- **Exercise objective**: How many lines of these entries include the string "Show"? State the number alone.

[Figure content listings]
* Start *

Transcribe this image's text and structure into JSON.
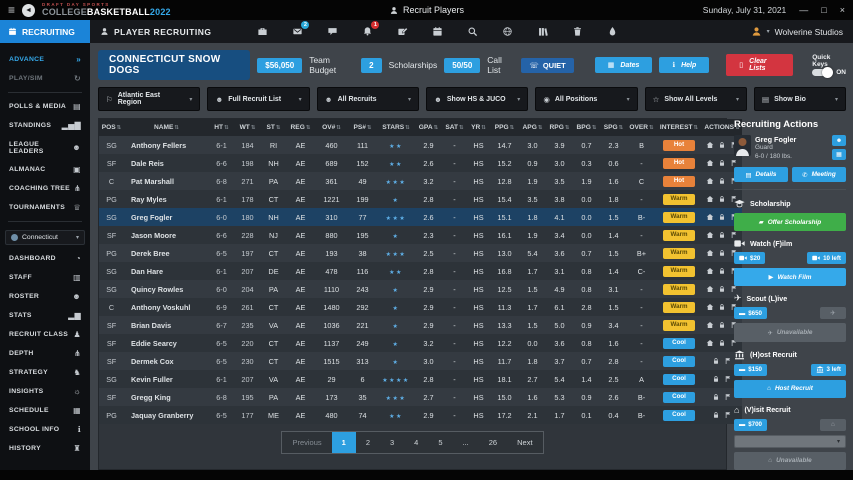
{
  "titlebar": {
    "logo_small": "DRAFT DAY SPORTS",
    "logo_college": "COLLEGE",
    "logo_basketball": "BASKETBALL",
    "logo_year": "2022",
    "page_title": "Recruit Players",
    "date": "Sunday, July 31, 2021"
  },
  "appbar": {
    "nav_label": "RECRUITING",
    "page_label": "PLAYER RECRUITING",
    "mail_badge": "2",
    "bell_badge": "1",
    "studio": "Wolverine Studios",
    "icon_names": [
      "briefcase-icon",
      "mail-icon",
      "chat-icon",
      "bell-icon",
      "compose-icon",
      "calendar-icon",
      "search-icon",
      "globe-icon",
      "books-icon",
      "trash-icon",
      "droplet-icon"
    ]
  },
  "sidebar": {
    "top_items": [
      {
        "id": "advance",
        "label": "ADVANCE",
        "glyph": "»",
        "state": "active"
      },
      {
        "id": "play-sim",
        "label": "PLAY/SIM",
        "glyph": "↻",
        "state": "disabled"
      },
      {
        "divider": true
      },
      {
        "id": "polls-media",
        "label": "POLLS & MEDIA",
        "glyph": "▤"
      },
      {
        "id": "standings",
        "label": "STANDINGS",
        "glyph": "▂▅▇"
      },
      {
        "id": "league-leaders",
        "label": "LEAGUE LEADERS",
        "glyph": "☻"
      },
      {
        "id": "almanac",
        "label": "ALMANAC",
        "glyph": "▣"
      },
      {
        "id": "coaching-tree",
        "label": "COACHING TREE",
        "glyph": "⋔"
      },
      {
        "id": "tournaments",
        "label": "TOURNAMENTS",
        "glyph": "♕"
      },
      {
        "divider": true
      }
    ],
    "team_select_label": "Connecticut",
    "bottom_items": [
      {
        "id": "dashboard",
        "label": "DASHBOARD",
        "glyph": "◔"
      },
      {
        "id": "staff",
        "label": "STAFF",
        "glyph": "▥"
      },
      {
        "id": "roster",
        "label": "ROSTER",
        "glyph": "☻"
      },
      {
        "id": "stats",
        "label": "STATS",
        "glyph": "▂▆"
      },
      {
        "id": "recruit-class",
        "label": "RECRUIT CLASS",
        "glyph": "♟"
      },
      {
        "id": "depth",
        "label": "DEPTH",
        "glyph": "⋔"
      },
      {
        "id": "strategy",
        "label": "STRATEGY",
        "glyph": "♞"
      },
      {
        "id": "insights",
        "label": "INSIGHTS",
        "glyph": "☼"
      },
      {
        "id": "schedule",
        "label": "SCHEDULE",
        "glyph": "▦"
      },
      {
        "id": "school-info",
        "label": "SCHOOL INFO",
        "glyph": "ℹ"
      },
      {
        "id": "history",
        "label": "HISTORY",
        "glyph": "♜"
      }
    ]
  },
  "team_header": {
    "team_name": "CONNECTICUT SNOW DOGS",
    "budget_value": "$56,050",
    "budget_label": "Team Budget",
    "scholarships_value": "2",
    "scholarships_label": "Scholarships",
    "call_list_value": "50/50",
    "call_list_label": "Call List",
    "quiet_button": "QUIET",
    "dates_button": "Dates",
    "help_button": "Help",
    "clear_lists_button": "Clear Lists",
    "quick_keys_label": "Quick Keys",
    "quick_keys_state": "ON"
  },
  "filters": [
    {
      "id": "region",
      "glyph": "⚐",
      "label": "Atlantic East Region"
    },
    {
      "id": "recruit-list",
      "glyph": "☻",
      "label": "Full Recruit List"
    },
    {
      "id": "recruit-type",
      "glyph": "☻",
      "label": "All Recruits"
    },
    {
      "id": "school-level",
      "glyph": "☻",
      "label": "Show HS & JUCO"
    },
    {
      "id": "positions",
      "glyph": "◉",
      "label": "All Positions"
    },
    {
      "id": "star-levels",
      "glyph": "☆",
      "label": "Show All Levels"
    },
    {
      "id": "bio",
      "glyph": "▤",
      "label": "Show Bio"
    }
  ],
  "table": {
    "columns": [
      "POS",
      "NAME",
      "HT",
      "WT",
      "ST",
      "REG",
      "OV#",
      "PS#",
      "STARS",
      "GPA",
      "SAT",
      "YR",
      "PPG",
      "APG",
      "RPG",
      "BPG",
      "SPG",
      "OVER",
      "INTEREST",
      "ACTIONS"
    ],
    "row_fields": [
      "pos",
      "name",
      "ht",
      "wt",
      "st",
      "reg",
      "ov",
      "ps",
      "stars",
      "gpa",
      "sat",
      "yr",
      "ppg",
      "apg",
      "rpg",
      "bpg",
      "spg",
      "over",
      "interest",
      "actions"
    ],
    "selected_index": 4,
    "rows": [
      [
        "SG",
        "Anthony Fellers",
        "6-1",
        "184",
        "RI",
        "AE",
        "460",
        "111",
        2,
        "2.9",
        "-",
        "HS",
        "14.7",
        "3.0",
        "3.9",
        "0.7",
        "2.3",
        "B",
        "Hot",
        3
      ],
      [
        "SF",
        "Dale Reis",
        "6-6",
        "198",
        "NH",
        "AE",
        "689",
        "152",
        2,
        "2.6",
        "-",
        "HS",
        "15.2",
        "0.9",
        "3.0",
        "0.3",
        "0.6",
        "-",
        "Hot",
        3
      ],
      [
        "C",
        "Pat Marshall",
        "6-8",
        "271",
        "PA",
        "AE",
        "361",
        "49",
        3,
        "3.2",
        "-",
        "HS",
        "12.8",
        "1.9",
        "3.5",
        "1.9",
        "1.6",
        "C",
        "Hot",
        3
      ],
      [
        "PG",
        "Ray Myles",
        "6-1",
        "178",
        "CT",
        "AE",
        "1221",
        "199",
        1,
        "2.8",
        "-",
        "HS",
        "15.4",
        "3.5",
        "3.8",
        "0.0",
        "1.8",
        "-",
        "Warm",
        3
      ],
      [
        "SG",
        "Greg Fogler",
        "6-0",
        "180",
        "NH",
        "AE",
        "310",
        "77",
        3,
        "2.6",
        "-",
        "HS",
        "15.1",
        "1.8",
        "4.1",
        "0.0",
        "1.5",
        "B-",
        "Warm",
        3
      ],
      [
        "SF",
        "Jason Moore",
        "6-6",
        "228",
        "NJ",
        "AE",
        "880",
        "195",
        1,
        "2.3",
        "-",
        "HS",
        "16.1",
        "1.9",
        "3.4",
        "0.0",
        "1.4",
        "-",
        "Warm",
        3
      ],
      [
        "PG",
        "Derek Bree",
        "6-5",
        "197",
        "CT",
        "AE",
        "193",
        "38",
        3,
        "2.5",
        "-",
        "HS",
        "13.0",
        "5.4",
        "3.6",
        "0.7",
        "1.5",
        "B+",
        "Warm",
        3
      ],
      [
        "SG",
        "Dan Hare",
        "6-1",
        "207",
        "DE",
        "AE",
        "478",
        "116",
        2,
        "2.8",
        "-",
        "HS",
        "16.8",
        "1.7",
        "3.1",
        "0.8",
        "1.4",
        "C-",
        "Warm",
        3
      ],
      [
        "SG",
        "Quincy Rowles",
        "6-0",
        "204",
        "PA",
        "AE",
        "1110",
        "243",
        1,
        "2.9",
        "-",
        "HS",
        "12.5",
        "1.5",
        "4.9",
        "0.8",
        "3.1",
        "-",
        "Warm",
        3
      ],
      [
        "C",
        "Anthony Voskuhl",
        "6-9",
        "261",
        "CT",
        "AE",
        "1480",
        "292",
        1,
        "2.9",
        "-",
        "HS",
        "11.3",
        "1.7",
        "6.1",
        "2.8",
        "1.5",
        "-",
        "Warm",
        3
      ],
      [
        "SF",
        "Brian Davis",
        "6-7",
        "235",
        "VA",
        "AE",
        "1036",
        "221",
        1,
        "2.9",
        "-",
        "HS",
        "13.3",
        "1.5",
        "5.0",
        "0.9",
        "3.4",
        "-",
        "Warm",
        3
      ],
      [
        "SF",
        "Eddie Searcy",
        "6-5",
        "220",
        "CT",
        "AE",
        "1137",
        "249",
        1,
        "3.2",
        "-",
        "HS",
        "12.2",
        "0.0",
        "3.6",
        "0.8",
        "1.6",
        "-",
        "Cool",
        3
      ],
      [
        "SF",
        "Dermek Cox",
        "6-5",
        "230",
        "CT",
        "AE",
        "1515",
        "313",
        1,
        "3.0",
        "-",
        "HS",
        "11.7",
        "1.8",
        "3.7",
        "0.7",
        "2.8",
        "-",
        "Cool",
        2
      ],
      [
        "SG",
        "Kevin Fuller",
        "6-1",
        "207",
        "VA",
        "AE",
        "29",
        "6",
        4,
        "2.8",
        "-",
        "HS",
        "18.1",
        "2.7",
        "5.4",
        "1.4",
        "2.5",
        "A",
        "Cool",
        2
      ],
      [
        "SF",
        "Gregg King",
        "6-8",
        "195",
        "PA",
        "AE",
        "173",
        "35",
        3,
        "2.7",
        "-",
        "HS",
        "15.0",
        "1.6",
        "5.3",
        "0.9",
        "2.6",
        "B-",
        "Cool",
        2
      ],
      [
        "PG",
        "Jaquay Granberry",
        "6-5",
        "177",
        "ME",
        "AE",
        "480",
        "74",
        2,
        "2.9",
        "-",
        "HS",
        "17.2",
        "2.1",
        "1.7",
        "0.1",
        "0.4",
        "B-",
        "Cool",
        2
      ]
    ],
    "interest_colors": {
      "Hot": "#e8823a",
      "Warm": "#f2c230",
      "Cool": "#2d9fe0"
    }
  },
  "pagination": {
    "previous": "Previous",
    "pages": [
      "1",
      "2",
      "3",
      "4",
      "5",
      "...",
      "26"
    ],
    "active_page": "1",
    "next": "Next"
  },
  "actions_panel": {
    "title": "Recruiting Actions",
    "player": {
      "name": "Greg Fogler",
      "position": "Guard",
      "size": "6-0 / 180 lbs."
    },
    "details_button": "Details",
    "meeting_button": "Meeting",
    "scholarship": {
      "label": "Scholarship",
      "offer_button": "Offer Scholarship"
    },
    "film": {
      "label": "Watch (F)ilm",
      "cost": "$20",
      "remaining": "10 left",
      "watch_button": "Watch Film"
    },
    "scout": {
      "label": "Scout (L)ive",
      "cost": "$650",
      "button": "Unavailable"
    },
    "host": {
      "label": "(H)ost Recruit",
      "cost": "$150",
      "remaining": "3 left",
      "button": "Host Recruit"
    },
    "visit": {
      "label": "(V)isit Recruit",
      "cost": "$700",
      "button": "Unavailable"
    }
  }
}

* End *

- **Exercise output**: 3